Retype the stretch of items from the line containing "I need the location" through the line containing "slider-size-label: Kích cỡ", copying every character and line break unchanged.
——
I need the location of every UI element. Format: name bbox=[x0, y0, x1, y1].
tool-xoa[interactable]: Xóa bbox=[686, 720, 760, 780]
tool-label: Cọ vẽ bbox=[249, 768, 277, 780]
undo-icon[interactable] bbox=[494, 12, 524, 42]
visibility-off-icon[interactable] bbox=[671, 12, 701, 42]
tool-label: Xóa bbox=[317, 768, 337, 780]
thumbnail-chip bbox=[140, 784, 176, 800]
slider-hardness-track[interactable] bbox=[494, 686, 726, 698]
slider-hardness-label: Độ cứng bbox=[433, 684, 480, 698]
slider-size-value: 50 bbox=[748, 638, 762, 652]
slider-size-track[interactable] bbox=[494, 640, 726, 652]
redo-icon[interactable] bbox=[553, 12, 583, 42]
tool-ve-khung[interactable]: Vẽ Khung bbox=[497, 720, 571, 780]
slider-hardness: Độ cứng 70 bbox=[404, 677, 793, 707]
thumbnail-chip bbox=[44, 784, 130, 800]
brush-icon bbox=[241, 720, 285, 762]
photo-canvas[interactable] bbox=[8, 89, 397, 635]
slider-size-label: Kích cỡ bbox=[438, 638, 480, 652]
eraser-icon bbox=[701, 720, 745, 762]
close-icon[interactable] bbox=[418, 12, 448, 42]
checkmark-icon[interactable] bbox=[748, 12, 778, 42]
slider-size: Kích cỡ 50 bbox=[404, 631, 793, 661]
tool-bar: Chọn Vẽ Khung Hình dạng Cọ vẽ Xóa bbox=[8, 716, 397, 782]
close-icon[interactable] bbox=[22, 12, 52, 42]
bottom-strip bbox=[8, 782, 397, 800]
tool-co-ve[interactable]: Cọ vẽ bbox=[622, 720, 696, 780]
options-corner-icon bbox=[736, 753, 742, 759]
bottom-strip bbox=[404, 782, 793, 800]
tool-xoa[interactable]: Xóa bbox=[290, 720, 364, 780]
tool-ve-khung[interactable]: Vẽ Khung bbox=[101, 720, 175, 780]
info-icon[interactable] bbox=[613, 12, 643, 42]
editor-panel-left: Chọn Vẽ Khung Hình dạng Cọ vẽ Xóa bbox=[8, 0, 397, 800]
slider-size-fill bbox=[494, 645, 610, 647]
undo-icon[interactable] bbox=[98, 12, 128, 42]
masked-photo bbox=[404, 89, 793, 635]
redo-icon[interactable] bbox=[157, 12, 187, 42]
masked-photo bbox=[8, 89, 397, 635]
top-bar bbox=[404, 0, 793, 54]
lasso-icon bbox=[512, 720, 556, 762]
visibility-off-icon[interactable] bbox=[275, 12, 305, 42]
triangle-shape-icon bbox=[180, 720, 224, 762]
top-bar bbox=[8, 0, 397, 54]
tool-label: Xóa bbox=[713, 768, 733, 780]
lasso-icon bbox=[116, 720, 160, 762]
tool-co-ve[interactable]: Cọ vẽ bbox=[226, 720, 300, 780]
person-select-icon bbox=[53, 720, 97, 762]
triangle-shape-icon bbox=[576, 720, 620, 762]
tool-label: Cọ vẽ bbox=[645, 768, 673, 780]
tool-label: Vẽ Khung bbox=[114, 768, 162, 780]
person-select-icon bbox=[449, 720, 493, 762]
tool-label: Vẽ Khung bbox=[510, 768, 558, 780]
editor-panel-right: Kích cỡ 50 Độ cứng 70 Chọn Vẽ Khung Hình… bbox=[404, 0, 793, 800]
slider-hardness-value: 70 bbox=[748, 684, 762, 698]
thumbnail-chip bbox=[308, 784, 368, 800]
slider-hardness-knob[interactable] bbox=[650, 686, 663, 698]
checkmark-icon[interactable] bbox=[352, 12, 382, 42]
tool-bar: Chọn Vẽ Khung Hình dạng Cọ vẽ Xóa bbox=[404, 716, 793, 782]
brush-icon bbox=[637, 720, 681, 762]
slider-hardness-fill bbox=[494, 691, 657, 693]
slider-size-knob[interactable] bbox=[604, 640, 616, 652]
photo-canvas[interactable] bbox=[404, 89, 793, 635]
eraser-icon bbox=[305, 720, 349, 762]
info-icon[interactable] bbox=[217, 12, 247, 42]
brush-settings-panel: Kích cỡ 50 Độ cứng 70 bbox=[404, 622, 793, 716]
——
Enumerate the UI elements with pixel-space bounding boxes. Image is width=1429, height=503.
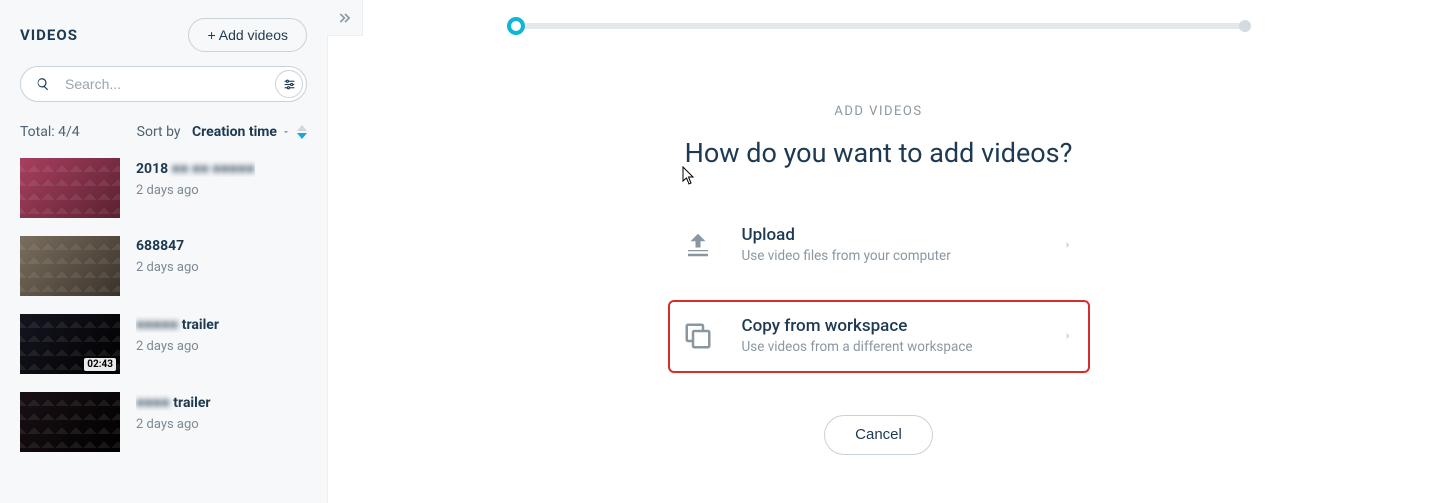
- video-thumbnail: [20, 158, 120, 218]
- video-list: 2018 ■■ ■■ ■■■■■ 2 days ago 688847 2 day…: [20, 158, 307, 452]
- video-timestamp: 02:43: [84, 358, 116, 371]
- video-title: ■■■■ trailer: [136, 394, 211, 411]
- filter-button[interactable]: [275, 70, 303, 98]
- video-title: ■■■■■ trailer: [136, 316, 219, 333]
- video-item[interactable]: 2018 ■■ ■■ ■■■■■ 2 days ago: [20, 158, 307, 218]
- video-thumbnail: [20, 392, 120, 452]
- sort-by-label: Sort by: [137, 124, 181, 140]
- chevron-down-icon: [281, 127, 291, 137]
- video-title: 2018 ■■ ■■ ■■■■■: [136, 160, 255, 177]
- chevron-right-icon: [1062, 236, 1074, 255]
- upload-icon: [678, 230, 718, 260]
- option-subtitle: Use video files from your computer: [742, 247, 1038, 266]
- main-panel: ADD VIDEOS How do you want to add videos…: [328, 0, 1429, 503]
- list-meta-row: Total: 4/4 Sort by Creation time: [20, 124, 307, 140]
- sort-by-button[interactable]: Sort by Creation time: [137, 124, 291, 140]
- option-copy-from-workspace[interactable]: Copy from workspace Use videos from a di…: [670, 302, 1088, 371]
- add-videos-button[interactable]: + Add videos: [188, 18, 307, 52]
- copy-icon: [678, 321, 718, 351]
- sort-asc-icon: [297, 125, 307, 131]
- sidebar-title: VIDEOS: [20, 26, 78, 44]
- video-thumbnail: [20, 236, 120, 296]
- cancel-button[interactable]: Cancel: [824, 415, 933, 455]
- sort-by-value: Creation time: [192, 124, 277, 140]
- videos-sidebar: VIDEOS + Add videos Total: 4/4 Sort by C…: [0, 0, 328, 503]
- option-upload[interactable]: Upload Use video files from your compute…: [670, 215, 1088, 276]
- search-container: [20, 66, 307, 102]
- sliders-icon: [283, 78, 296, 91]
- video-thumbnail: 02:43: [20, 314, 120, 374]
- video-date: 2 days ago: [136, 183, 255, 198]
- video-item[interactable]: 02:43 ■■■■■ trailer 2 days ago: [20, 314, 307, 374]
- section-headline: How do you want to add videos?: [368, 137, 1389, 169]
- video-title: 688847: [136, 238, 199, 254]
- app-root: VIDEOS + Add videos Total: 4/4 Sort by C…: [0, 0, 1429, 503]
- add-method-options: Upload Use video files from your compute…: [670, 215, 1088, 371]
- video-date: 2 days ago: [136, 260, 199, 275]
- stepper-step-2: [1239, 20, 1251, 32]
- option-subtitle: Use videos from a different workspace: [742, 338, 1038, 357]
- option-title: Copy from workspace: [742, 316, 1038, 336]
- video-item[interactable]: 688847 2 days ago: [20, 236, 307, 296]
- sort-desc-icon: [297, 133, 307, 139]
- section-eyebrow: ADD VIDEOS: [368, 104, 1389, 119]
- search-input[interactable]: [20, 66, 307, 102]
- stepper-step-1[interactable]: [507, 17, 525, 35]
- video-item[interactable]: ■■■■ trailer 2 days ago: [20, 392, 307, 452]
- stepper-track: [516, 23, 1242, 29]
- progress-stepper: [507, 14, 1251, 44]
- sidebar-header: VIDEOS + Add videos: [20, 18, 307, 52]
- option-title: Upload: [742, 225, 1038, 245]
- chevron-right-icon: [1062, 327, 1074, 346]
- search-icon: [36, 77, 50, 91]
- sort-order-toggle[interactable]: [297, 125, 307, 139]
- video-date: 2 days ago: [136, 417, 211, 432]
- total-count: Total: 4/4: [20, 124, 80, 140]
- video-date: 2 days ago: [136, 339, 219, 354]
——
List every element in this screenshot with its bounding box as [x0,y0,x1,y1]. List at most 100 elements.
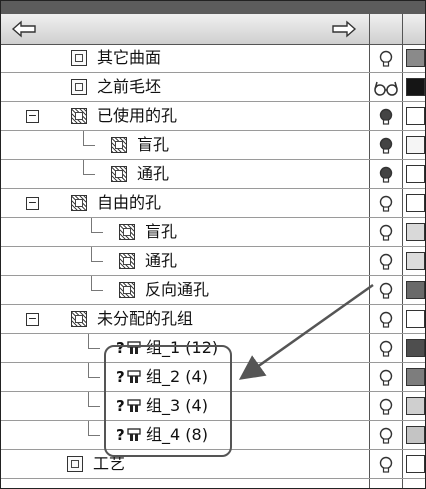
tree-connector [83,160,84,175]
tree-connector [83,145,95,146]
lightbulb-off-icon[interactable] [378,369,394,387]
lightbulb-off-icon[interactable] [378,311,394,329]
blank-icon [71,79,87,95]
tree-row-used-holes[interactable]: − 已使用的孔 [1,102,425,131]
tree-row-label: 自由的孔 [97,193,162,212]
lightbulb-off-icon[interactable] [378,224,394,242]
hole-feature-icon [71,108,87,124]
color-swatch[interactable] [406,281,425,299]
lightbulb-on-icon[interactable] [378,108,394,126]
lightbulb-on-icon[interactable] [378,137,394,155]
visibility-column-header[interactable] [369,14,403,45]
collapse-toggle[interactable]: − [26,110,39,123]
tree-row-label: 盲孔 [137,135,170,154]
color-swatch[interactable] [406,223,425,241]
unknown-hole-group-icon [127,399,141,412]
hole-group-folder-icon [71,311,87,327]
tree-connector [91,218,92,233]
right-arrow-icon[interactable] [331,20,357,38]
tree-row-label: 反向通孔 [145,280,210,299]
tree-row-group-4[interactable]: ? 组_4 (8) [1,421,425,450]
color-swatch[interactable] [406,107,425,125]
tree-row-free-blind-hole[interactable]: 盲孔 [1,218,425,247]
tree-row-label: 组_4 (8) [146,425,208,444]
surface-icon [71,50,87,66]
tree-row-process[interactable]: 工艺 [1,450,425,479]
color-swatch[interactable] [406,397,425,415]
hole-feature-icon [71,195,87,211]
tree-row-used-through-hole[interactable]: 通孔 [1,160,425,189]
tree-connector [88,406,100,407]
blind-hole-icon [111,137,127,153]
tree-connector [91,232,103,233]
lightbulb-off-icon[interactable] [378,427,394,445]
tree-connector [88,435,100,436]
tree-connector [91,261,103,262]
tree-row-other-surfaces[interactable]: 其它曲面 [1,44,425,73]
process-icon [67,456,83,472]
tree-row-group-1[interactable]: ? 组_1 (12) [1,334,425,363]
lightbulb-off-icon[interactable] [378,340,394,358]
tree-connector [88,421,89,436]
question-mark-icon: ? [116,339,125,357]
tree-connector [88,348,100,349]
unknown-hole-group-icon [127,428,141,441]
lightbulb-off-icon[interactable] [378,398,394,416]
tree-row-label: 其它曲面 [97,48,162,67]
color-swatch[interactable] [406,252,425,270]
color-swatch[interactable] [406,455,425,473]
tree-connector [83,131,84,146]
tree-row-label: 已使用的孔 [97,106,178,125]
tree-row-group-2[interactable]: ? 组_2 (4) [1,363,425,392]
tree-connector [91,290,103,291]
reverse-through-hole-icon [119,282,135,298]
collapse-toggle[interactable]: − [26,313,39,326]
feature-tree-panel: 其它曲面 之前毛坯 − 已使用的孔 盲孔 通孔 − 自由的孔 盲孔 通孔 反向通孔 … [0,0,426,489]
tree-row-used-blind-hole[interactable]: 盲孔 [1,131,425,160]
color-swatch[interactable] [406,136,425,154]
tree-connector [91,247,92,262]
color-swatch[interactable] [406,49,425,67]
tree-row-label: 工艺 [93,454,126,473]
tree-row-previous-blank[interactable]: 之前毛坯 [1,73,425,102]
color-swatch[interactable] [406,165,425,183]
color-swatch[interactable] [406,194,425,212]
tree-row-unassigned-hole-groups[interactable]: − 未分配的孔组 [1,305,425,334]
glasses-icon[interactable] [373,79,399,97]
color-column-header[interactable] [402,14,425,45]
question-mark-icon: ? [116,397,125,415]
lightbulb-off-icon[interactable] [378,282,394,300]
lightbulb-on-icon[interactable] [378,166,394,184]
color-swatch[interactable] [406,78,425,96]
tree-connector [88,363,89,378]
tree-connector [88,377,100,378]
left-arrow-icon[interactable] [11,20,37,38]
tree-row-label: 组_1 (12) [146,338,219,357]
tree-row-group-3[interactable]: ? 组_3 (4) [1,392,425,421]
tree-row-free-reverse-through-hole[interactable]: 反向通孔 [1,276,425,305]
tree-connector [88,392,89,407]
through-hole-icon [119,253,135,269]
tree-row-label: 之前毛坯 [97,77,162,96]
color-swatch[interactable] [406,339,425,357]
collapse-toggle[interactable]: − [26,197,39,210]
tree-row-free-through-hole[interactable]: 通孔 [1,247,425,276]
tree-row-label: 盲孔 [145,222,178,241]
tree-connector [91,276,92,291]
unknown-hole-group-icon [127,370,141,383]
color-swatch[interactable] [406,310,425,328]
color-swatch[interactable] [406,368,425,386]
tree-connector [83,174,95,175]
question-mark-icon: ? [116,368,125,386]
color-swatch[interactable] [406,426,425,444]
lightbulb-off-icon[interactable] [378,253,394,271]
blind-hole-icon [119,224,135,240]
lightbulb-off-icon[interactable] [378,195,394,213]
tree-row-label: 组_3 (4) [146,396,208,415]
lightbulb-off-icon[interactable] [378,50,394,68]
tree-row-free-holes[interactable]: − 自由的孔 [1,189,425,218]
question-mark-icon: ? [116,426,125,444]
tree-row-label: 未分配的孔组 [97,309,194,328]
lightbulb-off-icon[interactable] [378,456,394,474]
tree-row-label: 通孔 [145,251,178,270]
——
- **ANSWER FOR THIS EXERCISE**
I need the location of every UI element. Format: name bbox=[x0, y0, x1, y1].
tool-xoa[interactable]: Xóa bbox=[686, 720, 760, 780]
tool-label: Cọ vẽ bbox=[249, 768, 277, 780]
undo-icon[interactable] bbox=[494, 12, 524, 42]
visibility-off-icon[interactable] bbox=[671, 12, 701, 42]
tool-label: Xóa bbox=[317, 768, 337, 780]
thumbnail-chip bbox=[140, 784, 176, 800]
slider-hardness-track[interactable] bbox=[494, 686, 726, 698]
slider-hardness-label: Độ cứng bbox=[433, 684, 480, 698]
slider-size-value: 50 bbox=[748, 638, 762, 652]
slider-size-track[interactable] bbox=[494, 640, 726, 652]
redo-icon[interactable] bbox=[553, 12, 583, 42]
tool-ve-khung[interactable]: Vẽ Khung bbox=[497, 720, 571, 780]
slider-hardness: Độ cứng 70 bbox=[404, 677, 793, 707]
thumbnail-chip bbox=[44, 784, 130, 800]
brush-icon bbox=[241, 720, 285, 762]
photo-canvas[interactable] bbox=[8, 89, 397, 635]
slider-size-label: Kích cỡ bbox=[438, 638, 480, 652]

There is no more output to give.